begin
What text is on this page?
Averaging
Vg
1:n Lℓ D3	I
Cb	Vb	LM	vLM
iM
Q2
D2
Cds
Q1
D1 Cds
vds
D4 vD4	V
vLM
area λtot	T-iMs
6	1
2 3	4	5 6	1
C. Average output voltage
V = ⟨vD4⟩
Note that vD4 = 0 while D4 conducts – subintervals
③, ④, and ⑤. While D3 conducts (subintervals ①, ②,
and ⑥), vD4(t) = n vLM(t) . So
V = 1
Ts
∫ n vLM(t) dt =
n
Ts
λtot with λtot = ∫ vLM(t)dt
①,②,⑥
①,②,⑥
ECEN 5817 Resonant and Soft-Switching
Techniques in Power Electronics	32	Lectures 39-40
end
**Set exercise:**
Extract all of the material exactly as it is written.

**Task solution:**
What text is on this page?
Averaging
Vg
1:n Lℓ D3	I
Cb	Vb	LM	vLM
iM
Q2
D2
Cds
Q1
D1 Cds
vds
D4 vD4	V
vLM
area λtot	T-iMs
6	1
2 3	4	5 6	1
C. Average output voltage
V = ⟨vD4⟩
Note that vD4 = 0 while D4 conducts – subintervals
③, ④, and ⑤. While D3 conducts (subintervals ①, ②,
and ⑥), vD4(t) = n vLM(t) . So
V = 1
Ts
∫ n vLM(t) dt =
n
Ts
λtot with λtot = ∫ vLM(t)dt
①,②,⑥
①,②,⑥
ECEN 5817 Resonant and Soft-Switching
Techniques in Power Electronics	32	Lectures 39-40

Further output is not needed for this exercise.